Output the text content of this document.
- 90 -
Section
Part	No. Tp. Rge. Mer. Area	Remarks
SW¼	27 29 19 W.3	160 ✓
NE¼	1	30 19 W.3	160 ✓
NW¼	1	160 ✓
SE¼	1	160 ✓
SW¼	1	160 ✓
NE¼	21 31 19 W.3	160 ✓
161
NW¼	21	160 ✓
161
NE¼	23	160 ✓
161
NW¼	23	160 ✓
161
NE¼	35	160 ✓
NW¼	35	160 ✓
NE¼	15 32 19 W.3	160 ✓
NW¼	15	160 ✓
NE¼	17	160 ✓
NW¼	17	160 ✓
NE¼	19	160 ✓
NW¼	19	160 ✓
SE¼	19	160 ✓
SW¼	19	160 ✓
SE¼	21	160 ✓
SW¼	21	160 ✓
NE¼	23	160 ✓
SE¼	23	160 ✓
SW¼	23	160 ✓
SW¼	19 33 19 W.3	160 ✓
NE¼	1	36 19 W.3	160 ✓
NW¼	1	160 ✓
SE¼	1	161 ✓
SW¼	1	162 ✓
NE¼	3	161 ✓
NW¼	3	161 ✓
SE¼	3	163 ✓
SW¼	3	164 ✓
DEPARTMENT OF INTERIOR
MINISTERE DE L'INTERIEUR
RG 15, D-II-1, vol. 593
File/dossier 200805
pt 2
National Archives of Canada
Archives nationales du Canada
_ _ _
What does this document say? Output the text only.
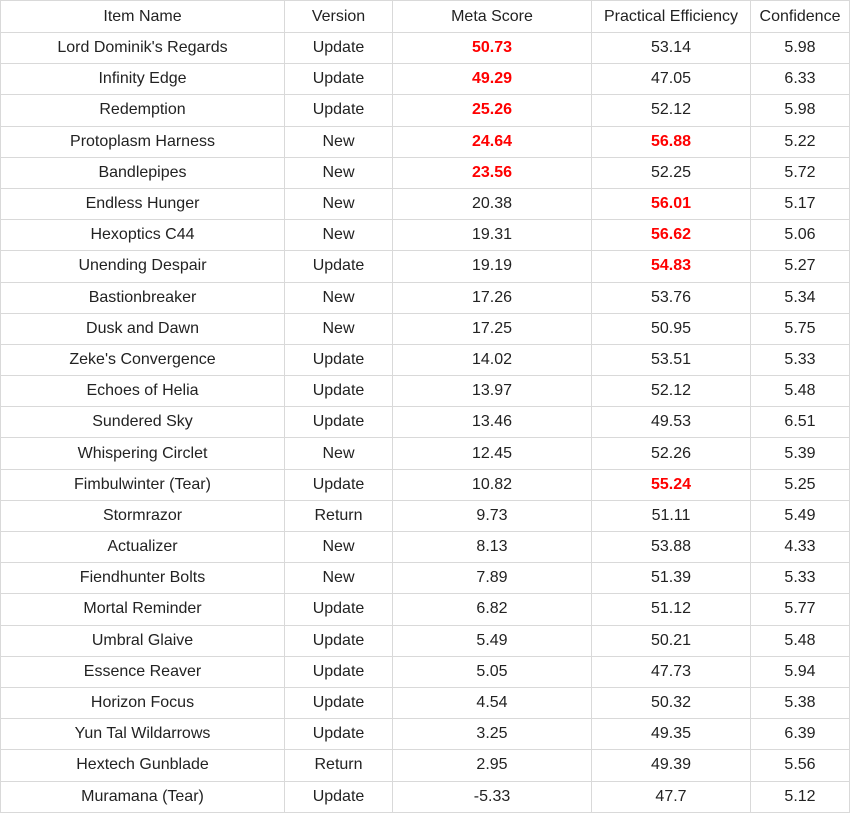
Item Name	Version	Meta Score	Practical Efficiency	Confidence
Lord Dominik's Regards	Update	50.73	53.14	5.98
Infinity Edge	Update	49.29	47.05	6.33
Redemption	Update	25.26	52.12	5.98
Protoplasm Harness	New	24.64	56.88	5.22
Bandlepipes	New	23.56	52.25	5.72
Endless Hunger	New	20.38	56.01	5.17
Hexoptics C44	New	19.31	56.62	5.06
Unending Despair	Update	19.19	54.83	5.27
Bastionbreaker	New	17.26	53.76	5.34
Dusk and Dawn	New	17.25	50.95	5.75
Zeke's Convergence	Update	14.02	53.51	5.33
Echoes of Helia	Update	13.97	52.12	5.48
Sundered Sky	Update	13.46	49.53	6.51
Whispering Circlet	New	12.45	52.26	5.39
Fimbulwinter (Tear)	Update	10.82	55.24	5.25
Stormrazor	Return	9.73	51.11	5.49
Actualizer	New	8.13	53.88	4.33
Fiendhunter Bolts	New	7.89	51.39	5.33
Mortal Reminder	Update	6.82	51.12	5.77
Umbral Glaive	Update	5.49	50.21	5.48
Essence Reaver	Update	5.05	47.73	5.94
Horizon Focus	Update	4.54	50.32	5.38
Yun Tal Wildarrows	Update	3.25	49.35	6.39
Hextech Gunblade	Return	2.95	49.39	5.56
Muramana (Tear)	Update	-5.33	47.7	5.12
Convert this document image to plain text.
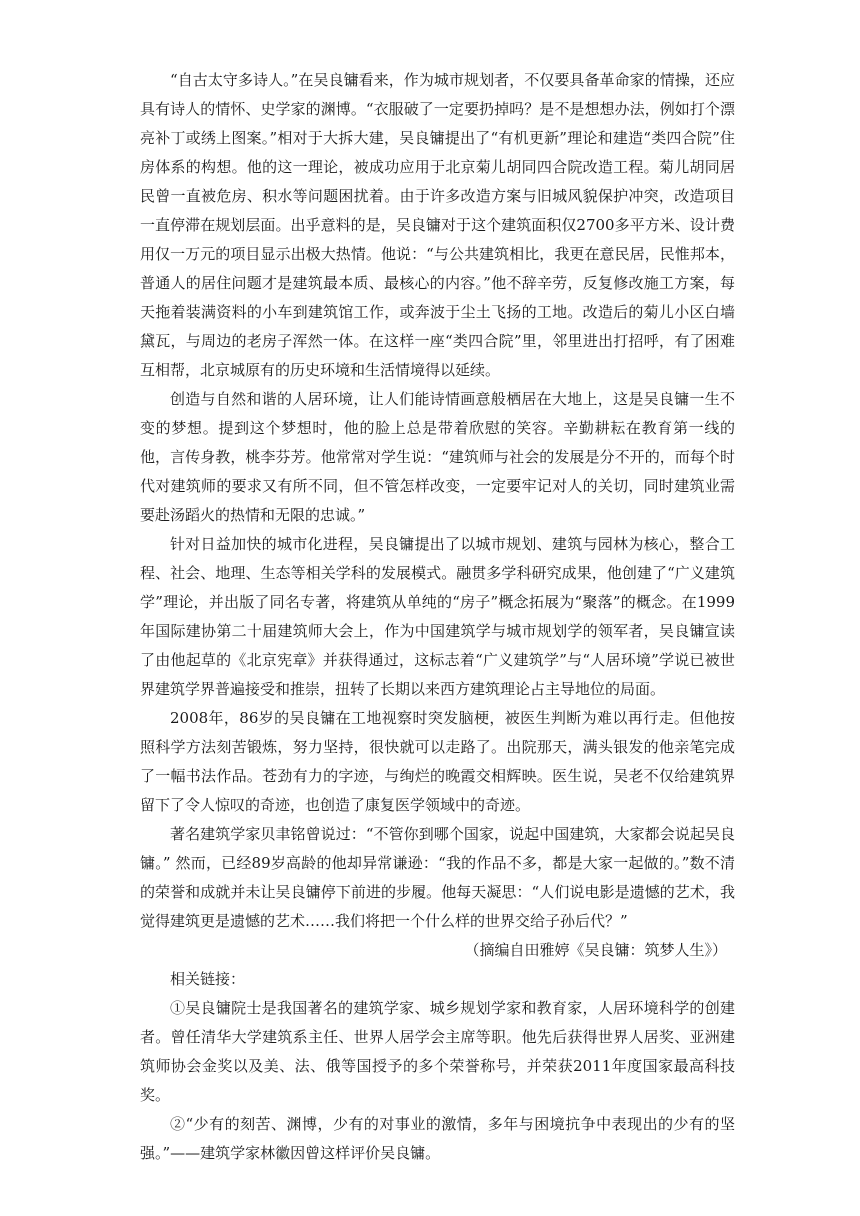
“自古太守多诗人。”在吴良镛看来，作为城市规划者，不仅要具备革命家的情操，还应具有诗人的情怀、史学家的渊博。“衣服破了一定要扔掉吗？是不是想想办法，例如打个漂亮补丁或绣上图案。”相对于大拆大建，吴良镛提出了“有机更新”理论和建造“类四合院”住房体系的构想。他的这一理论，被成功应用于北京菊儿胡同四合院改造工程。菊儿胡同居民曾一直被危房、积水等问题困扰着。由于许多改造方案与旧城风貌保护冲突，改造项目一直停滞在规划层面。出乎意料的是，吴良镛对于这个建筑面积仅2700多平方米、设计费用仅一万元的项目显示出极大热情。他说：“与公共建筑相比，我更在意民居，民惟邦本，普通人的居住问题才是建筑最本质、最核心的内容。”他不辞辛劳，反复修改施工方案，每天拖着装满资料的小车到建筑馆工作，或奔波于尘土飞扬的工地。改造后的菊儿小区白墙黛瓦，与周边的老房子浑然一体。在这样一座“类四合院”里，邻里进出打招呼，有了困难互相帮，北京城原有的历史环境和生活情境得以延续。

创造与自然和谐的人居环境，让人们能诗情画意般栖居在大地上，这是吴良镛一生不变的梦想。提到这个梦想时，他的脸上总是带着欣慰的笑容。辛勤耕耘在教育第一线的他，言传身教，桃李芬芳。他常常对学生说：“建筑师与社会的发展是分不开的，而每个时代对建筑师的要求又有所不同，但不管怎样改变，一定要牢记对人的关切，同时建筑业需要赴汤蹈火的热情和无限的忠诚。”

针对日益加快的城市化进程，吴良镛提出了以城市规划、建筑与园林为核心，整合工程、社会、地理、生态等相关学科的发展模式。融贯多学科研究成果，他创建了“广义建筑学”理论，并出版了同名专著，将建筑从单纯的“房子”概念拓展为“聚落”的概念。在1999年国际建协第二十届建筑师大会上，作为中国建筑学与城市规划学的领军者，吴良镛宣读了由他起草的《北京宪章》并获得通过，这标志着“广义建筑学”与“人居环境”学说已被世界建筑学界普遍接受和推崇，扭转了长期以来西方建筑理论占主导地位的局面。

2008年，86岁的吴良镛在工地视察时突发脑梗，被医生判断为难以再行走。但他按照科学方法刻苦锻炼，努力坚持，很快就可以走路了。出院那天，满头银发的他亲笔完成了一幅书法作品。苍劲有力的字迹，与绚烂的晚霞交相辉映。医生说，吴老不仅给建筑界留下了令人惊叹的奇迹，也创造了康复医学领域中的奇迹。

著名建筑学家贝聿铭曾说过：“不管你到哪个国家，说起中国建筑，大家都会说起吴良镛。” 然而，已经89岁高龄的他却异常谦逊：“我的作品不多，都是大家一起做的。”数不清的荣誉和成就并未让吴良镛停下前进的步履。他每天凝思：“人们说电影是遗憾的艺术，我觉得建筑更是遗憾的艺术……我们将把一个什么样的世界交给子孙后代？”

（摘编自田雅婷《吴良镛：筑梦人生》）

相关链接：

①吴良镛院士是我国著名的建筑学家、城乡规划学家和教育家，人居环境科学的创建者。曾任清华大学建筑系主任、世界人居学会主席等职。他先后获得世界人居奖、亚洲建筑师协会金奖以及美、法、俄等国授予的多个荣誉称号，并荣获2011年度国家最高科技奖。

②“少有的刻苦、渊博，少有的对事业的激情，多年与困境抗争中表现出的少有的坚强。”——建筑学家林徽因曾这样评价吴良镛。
_ _ _
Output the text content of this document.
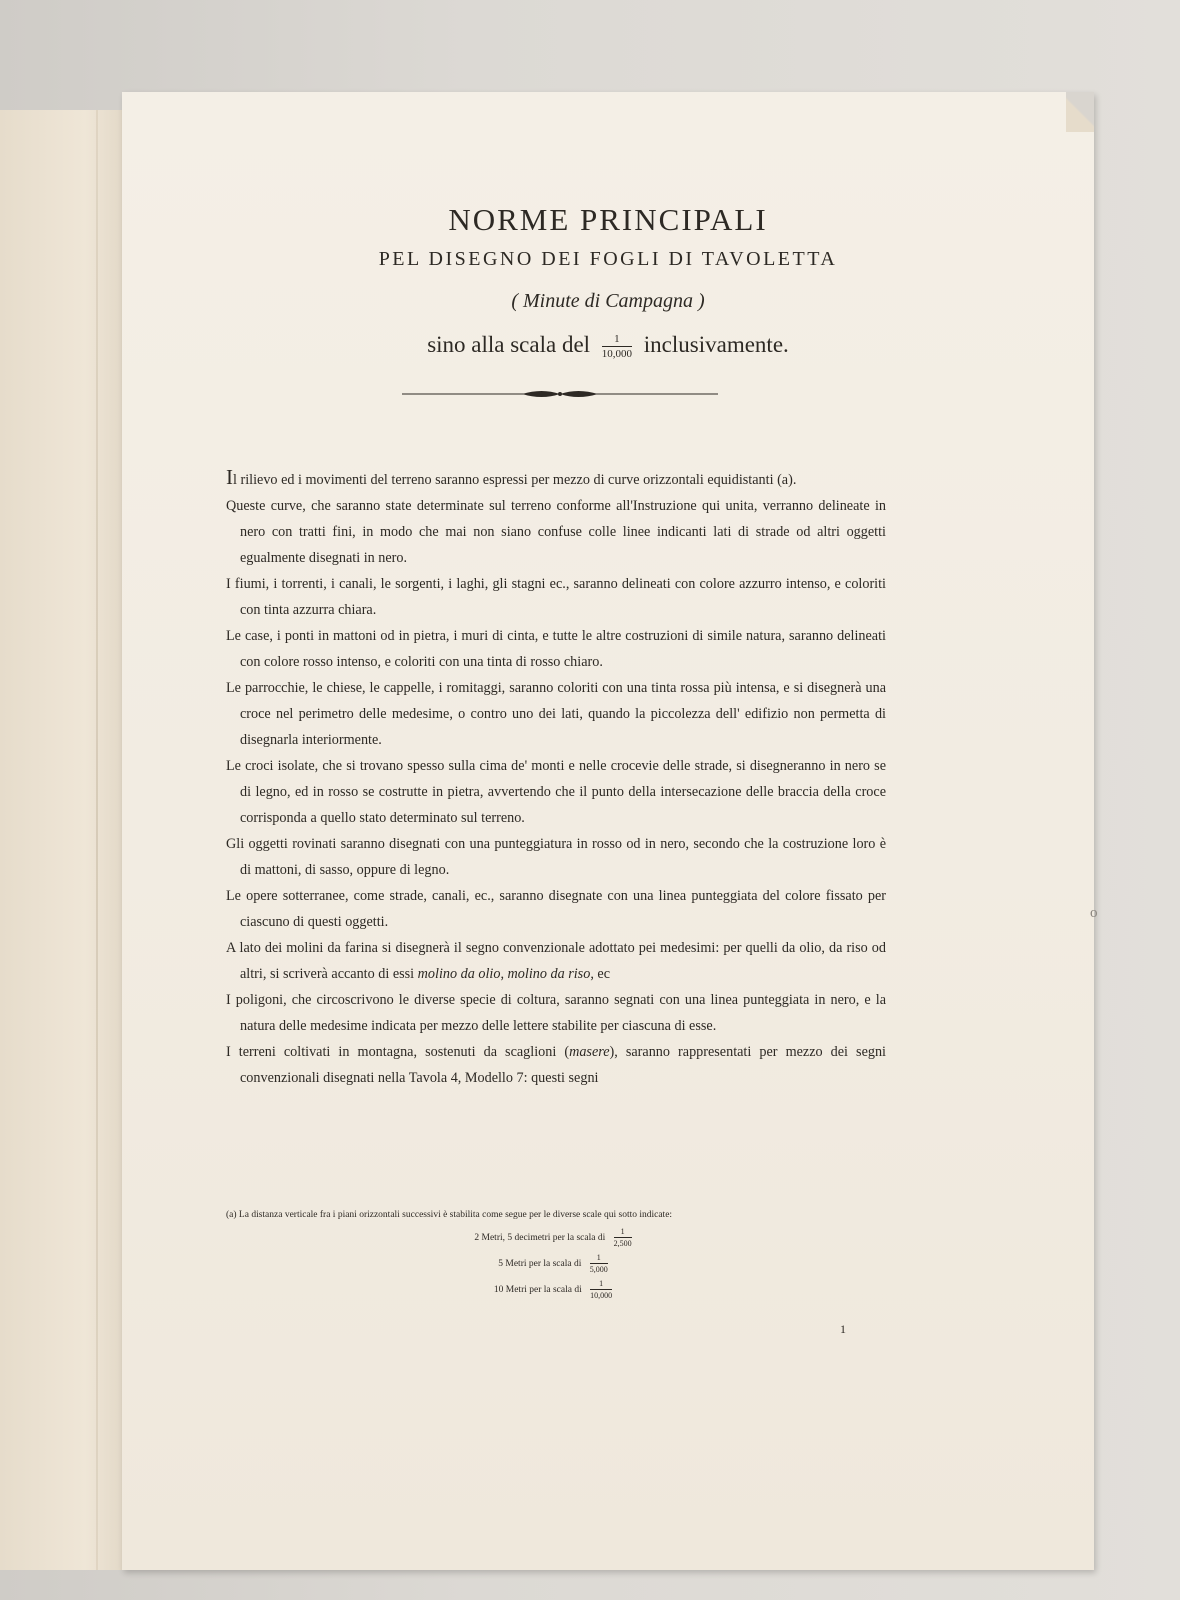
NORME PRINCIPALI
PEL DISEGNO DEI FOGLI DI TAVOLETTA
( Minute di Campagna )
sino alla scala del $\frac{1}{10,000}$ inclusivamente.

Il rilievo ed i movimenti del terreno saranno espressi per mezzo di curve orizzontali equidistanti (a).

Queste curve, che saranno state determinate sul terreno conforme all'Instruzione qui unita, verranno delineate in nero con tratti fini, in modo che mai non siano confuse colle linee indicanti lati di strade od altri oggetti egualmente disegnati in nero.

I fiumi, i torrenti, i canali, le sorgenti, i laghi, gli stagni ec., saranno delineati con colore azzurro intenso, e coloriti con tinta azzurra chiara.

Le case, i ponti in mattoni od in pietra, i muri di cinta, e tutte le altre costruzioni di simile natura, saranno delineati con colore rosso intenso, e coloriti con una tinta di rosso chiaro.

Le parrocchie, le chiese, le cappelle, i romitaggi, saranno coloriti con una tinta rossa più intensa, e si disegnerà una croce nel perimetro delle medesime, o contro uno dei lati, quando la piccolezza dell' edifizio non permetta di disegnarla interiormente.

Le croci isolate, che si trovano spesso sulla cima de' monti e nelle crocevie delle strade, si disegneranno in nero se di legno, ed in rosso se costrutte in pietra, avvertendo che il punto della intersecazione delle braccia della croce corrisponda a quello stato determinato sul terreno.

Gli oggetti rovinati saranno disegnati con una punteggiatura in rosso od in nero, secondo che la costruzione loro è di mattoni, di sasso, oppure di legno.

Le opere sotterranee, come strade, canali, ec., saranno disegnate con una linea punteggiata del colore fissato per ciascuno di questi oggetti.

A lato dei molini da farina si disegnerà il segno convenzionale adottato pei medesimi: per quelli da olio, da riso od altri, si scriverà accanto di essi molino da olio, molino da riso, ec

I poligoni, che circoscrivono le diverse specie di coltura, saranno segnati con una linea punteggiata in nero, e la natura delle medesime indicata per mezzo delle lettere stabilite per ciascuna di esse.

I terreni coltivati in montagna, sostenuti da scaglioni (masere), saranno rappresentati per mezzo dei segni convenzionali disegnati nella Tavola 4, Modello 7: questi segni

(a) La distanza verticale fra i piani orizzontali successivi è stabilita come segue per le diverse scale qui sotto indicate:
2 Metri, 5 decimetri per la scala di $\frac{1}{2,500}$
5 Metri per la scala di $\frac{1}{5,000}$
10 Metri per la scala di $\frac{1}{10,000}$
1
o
_ _ _
Answer with one number: how many lines of the entries above include the word "Return".

> **RESPONSE TO THIS EXERCISE**
2